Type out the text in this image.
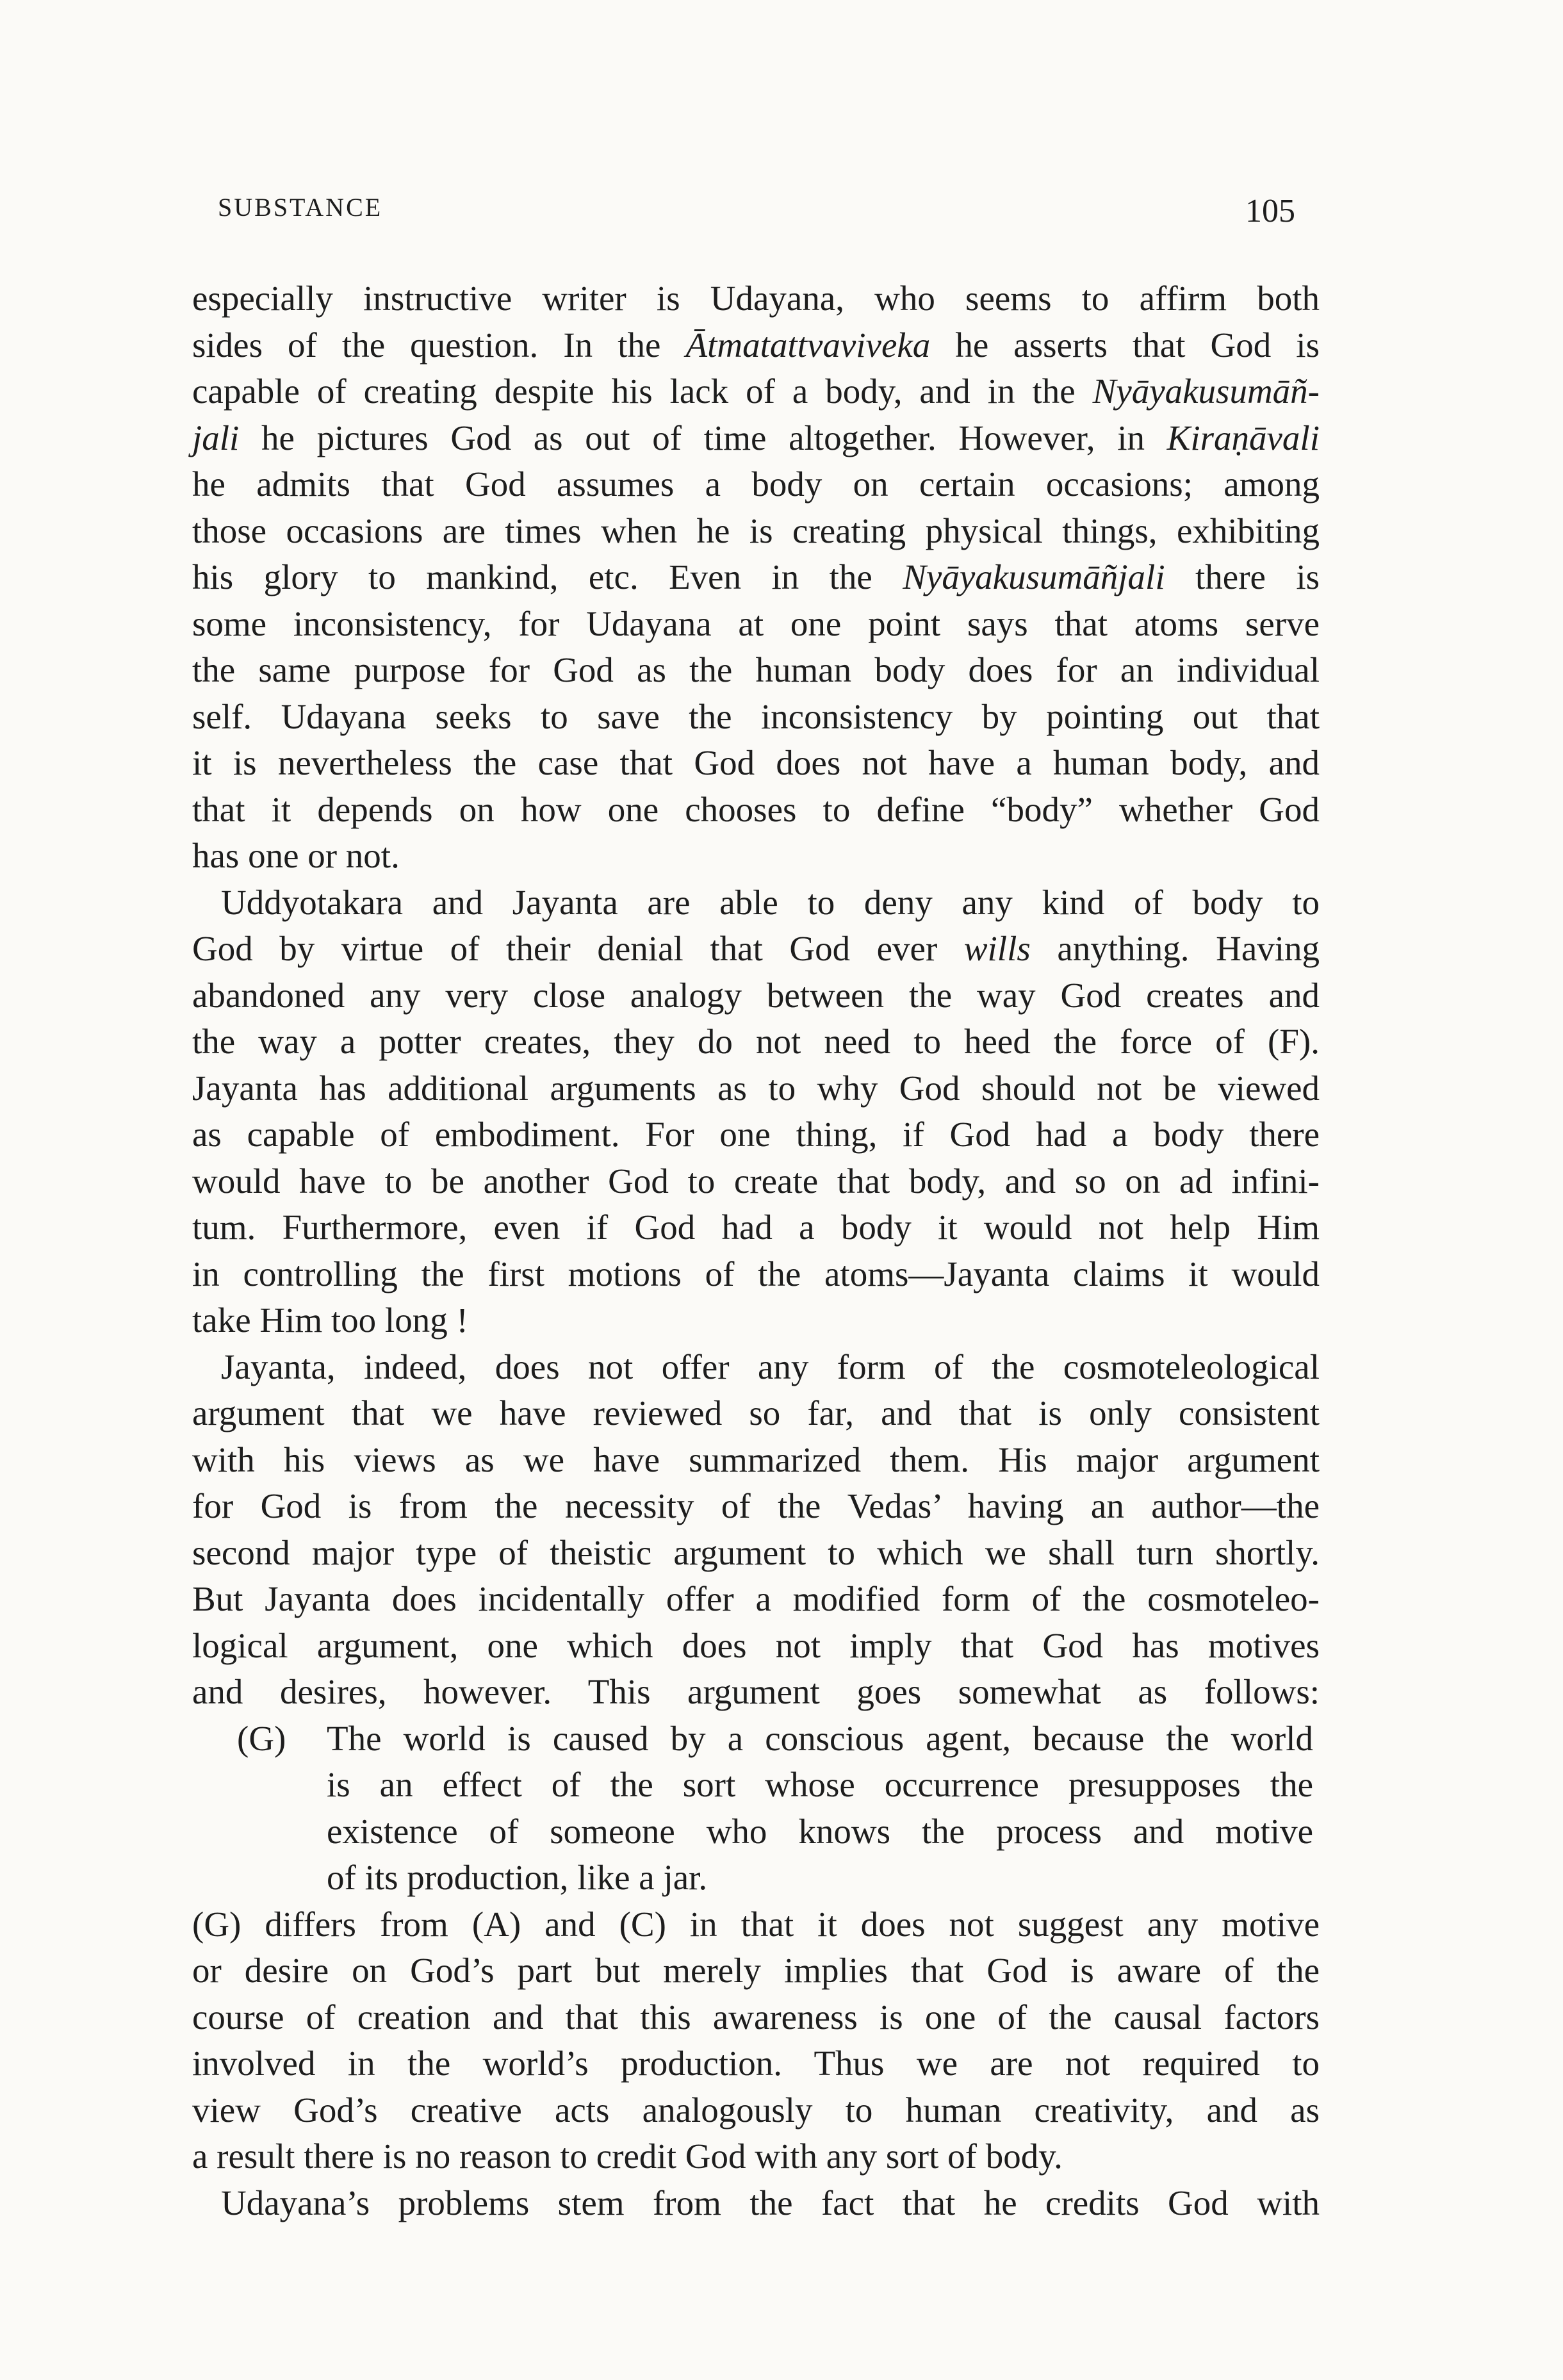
SUBSTANCE	105
especially instructive writer is Udayana, who seems to affirm both
sides of the question. In the Ātmatattvaviveka he asserts that God is
capable of creating despite his lack of a body, and in the Nyāyakusumāñ-
jali he pictures God as out of time altogether. However, in Kiraṇāvali
he admits that God assumes a body on certain occasions; among
those occasions are times when he is creating physical things, exhibiting
his glory to mankind, etc. Even in the Nyāyakusumāñjali there is
some inconsistency, for Udayana at one point says that atoms serve
the same purpose for God as the human body does for an individual
self. Udayana seeks to save the inconsistency by pointing out that
it is nevertheless the case that God does not have a human body, and
that it depends on how one chooses to define “body” whether God
has one or not.
Uddyotakara and Jayanta are able to deny any kind of body to
God by virtue of their denial that God ever wills anything. Having
abandoned any very close analogy between the way God creates and
the way a potter creates, they do not need to heed the force of (F).
Jayanta has additional arguments as to why God should not be viewed
as capable of embodiment. For one thing, if God had a body there
would have to be another God to create that body, and so on ad infini-
tum. Furthermore, even if God had a body it would not help Him
in controlling the first motions of the atoms—Jayanta claims it would
take Him too long !
Jayanta, indeed, does not offer any form of the cosmoteleological
argument that we have reviewed so far, and that is only consistent
with his views as we have summarized them. His major argument
for God is from the necessity of the Vedas’ having an author—the
second major type of theistic argument to which we shall turn shortly.
But Jayanta does incidentally offer a modified form of the cosmoteleo-
logical argument, one which does not imply that God has motives
and desires, however. This argument goes somewhat as follows:
(G) The world is caused by a conscious agent, because the world
is an effect of the sort whose occurrence presupposes the
existence of someone who knows the process and motive
of its production, like a jar.
(G) differs from (A) and (C) in that it does not suggest any motive
or desire on God’s part but merely implies that God is aware of the
course of creation and that this awareness is one of the causal factors
involved in the world’s production. Thus we are not required to
view God’s creative acts analogously to human creativity, and as
a result there is no reason to credit God with any sort of body.
Udayana’s problems stem from the fact that he credits God with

══════════

Copy out every line where the word "world" occurs.

◆ Correct result
(G) The world is caused by a conscious agent, because the world
involved in the world’s production. Thus we are not required to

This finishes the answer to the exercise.